Dataset entries
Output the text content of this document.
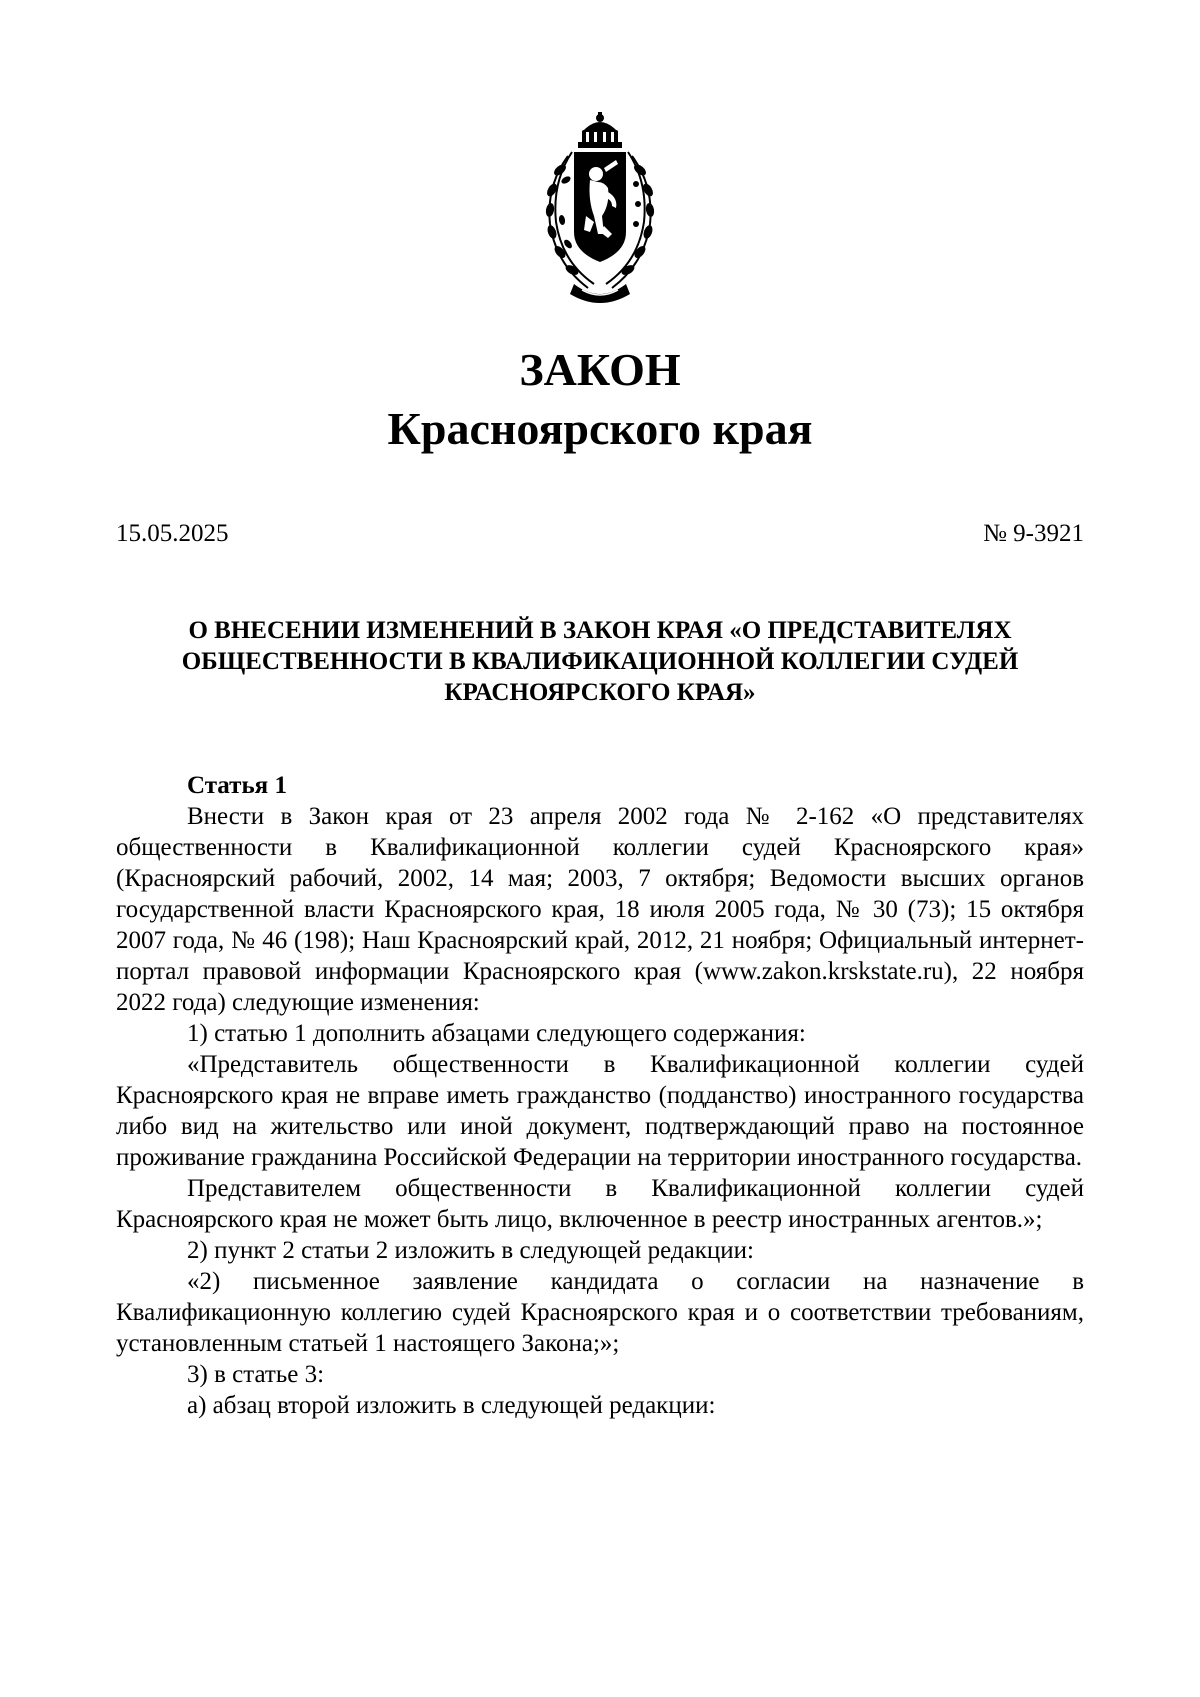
ЗАКОН
Красноярского края
15.05.2025	№ 9-3921
О ВНЕСЕНИИ ИЗМЕНЕНИЙ В ЗАКОН КРАЯ «О ПРЕДСТАВИТЕЛЯХ
ОБЩЕСТВЕННОСТИ В КВАЛИФИКАЦИОННОЙ КОЛЛЕГИИ СУДЕЙ
КРАСНОЯРСКОГО КРАЯ»

Статья 1

Внести в Закон края от 23 апреля 2002 года № 2-162 «О представителях общественности в Квалификационной коллегии судей Красноярского края» (Красноярский рабочий, 2002, 14 мая; 2003, 7 октября; Ведомости высших органов государственной власти Красноярского края, 18 июля 2005 года, № 30 (73); 15 октября 2007 года, № 46 (198); Наш Красноярский край, 2012, 21 ноября; Официальный интернет-портал правовой информации Красноярского края (www.zakon.krskstate.ru), 22 ноября 2022 года) следующие изменения:

1) статью 1 дополнить абзацами следующего содержания:

«Представитель общественности в Квалификационной коллегии судей Красноярского края не вправе иметь гражданство (подданство) иностранного государства либо вид на жительство или иной документ, подтверждающий право на постоянное проживание гражданина Российской Федерации на территории иностранного государства.

Представителем общественности в Квалификационной коллегии судей Красноярского края не может быть лицо, включенное в реестр иностранных агентов.»;

2) пункт 2 статьи 2 изложить в следующей редакции:

«2) письменное заявление кандидата о согласии на назначение в Квалификационную коллегию судей Красноярского края и о соответствии требованиям, установленным статьей 1 настоящего Закона;»;

3) в статье 3:

а) абзац второй изложить в следующей редакции:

* _Work to do_
Review the preceding data and report every line that includes the string "следующей".

* _Finished task_
2) пункт 2 статьи 2 изложить в следующей редакции:
а) абзац второй изложить в следующей редакции:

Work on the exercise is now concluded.